*TASK TO COMPLETE:* Lines that include the word "folyamodók" are the ones to copy.

*Entries from a dataset:*
========================
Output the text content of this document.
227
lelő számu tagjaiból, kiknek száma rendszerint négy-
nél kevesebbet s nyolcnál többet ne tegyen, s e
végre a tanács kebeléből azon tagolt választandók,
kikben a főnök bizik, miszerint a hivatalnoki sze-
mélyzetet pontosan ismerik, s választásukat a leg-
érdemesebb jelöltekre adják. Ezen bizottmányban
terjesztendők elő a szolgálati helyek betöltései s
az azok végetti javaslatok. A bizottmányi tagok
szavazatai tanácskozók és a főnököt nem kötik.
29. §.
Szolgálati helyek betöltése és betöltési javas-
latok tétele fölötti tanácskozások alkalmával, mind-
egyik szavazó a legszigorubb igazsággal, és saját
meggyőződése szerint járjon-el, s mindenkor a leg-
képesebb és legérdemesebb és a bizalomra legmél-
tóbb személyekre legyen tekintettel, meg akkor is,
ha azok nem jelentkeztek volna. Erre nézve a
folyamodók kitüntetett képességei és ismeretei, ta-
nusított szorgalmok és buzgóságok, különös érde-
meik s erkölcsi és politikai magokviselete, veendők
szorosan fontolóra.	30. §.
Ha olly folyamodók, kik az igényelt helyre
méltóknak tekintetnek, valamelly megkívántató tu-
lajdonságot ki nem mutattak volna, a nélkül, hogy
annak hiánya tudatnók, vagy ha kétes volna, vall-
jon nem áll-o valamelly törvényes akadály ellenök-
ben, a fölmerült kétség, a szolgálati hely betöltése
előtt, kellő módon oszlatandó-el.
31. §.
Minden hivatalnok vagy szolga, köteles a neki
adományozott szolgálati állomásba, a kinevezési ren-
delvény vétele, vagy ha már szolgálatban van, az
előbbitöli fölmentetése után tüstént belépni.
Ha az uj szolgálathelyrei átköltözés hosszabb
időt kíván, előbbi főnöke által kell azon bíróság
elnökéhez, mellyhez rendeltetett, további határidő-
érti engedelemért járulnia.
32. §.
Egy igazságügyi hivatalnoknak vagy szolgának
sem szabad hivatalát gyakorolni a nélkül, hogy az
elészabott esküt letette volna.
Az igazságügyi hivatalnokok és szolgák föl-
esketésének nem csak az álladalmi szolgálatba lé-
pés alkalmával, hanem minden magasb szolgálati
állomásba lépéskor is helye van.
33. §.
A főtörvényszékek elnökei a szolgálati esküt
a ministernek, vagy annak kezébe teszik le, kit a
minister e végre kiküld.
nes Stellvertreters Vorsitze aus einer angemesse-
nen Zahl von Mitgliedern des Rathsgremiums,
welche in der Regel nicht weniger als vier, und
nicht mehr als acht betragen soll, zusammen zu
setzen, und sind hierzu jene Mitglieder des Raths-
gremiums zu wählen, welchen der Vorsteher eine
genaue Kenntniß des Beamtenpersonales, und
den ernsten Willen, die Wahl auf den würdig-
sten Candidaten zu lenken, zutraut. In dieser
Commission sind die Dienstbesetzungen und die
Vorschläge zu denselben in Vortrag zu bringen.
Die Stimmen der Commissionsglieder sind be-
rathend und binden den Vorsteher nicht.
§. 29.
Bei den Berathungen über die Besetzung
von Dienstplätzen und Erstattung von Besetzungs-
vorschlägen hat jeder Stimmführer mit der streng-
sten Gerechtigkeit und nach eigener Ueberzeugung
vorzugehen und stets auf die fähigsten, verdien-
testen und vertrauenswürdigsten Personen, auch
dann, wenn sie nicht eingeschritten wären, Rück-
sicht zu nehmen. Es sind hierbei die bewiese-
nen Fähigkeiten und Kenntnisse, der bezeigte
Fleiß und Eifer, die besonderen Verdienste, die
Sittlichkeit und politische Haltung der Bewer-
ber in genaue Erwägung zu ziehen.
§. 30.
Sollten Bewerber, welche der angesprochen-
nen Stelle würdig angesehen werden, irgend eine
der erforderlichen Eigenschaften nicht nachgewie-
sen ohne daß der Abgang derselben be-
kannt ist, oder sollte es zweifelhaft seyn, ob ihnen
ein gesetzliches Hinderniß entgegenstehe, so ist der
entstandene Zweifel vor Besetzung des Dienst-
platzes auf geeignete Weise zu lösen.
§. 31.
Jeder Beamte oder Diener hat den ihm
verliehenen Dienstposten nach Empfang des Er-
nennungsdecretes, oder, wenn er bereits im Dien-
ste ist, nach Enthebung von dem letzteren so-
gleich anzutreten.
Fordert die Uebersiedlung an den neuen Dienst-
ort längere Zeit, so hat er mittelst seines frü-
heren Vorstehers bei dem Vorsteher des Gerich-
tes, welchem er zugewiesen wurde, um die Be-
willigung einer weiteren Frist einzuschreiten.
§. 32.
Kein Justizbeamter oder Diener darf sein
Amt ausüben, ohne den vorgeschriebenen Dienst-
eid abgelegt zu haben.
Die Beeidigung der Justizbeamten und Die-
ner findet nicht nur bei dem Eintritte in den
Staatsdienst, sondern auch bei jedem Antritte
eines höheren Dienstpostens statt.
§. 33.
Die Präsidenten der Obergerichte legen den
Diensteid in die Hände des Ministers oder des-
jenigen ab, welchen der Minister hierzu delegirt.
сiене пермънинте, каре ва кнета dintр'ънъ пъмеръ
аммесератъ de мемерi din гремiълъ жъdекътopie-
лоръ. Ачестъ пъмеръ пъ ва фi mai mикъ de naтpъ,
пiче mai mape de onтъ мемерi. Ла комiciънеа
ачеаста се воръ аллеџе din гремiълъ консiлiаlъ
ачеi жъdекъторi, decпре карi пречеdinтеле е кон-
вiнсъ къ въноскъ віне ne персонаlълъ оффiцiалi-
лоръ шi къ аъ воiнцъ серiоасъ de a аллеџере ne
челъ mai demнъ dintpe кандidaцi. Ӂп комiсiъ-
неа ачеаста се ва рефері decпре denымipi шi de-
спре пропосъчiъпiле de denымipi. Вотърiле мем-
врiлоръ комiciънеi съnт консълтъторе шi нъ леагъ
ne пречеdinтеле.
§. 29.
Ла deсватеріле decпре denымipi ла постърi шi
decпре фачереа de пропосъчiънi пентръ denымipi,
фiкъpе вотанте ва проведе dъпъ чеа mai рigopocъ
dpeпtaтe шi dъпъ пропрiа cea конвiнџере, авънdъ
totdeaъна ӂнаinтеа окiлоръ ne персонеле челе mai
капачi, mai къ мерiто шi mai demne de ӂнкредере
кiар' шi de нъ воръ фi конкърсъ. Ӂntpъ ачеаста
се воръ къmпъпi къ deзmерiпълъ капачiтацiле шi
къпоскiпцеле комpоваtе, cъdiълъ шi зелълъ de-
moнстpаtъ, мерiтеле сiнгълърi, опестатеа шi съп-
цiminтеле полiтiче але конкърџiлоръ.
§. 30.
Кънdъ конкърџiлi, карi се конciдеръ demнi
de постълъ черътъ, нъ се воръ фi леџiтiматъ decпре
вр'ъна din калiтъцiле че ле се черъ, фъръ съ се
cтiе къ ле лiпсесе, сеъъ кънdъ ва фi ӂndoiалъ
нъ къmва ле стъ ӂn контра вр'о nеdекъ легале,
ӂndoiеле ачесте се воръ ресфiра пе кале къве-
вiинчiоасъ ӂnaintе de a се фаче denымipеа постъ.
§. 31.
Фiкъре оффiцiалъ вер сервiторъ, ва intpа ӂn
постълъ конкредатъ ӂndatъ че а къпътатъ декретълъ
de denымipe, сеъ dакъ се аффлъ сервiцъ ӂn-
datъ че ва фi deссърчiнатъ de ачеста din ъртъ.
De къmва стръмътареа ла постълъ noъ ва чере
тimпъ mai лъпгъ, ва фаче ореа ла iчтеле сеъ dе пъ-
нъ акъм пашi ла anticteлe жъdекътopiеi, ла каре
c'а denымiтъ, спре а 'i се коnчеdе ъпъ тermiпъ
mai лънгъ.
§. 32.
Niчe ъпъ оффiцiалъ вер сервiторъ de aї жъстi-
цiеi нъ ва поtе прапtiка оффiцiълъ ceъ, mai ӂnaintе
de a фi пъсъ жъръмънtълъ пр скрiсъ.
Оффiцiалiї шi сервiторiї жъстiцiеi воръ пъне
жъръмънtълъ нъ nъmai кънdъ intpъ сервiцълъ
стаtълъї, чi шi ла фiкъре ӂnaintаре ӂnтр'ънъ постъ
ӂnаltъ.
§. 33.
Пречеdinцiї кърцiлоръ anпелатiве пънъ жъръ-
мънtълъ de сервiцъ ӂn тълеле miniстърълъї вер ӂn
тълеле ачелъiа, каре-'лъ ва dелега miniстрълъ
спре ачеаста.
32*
========================
*EXERCISE RESULT:*
folyamodók kitüntetett képességei és ismeretei, ta-
Ha olly folyamodók, kik az igényelt helyre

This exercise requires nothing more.